**REQUIRED TASK:**
Please revise the rows below by changing every "UserName" to "Player" and keeping everything else the same.

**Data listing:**
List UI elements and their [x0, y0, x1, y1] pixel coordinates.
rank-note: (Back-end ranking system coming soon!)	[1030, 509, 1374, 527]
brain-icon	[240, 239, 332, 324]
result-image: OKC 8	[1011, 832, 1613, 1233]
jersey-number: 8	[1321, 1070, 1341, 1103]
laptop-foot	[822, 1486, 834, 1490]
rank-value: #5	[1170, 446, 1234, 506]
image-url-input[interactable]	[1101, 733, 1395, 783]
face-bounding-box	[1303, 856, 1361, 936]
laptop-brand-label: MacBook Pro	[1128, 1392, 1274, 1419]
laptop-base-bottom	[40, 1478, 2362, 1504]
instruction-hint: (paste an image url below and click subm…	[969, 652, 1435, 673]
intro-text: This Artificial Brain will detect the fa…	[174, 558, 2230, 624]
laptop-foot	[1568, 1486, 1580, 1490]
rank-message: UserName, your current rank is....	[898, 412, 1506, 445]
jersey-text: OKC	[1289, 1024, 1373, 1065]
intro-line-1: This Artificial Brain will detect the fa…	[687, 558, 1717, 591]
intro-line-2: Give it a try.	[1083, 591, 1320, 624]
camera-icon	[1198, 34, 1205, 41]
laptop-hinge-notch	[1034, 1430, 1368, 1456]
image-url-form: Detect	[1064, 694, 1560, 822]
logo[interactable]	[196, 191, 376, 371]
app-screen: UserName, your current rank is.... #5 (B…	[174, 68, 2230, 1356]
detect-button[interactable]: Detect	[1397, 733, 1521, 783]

**CORRECT RESPONSE:**
List UI elements and their [x0, y0, x1, y1] pixel coordinates.
rank-note: (Back-end ranking system coming soon!)	[1030, 509, 1374, 527]
brain-icon	[240, 239, 332, 324]
result-image: OKC 8	[1011, 832, 1613, 1233]
jersey-number: 8	[1321, 1070, 1341, 1103]
laptop-foot	[822, 1486, 834, 1490]
rank-value: #5	[1170, 446, 1234, 506]
image-url-input[interactable]	[1101, 733, 1395, 783]
face-bounding-box	[1303, 856, 1361, 936]
laptop-brand-label: MacBook Pro	[1128, 1392, 1274, 1419]
laptop-base-bottom	[40, 1478, 2362, 1504]
instruction-hint: (paste an image url below and click subm…	[969, 652, 1435, 673]
intro-text: This Artificial Brain will detect the fa…	[174, 558, 2230, 624]
laptop-foot	[1568, 1486, 1580, 1490]
rank-message: Player, your current rank is....	[898, 412, 1506, 445]
jersey-text: OKC	[1289, 1024, 1373, 1065]
intro-line-1: This Artificial Brain will detect the fa…	[687, 558, 1717, 591]
intro-line-2: Give it a try.	[1083, 591, 1320, 624]
camera-icon	[1198, 34, 1205, 41]
laptop-hinge-notch	[1034, 1430, 1368, 1456]
image-url-form: Detect	[1064, 694, 1560, 822]
logo[interactable]	[196, 191, 376, 371]
app-screen: Player, your current rank is.... #5 (B…	[174, 68, 2230, 1356]
detect-button[interactable]: Detect	[1397, 733, 1521, 783]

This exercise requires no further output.